TASK PROMPT: Search the data below for the string "materials". Extract every line that contains it.

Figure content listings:
--- begin ---

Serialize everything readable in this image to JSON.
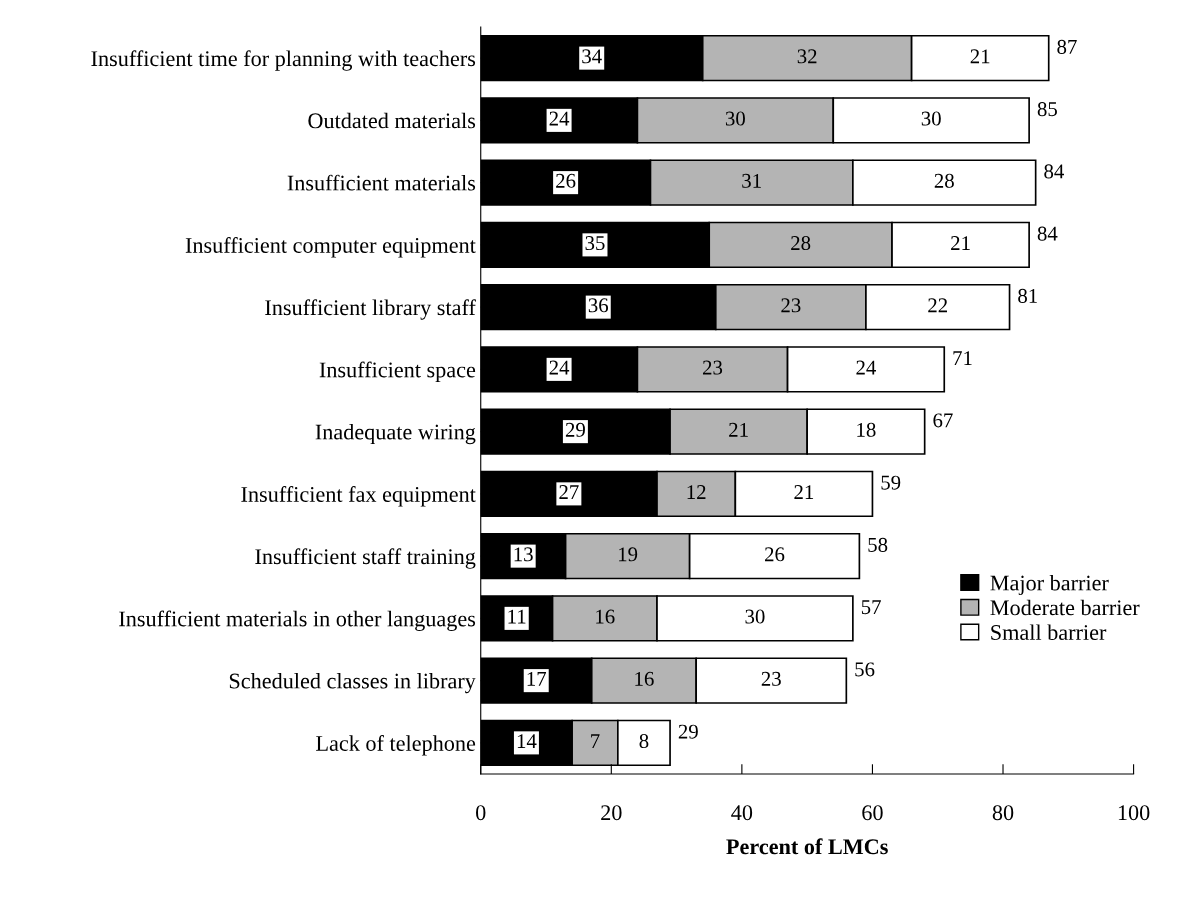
{
  "chart_data": {
    "type": "bar",
    "orientation": "horizontal",
    "stacked": true,
    "data_labels": true,
    "categories": [
      "Insufficient time for planning with teachers",
      "Outdated materials",
      "Insufficient materials",
      "Insufficient computer equipment",
      "Insufficient library staff",
      "Insufficient space",
      "Inadequate wiring",
      "Insufficient fax equipment",
      "Insufficient staff training",
      "Insufficient materials in other languages",
      "Scheduled classes in library",
      "Lack of telephone"
    ],
    "series": [
      {
        "name": "Major barrier",
        "color": "#000000",
        "values": [
          34,
          24,
          26,
          35,
          36,
          24,
          29,
          27,
          13,
          11,
          17,
          14
        ]
      },
      {
        "name": "Moderate barrier",
        "color": "#b4b4b4",
        "values": [
          32,
          30,
          31,
          28,
          23,
          23,
          21,
          12,
          19,
          16,
          16,
          7
        ]
      },
      {
        "name": "Small barrier",
        "color": "#ffffff",
        "values": [
          21,
          30,
          28,
          21,
          22,
          24,
          18,
          21,
          26,
          30,
          23,
          8
        ]
      }
    ],
    "totals": [
      "87",
      "85",
      "84",
      "84",
      "81",
      "71",
      "67",
      "59",
      "58",
      "57",
      "56",
      "29"
    ],
    "xlim": [
      0,
      100
    ],
    "xticks": [
      0,
      20,
      40,
      60,
      80,
      100
    ],
    "xlabel": "Percent of LMCs",
    "legend": "right",
    "grid": false
  }
}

--- end ---

ANSWER TO THE PROBLEM:
      "Outdated materials",
      "Insufficient materials",
      "Insufficient materials in other languages",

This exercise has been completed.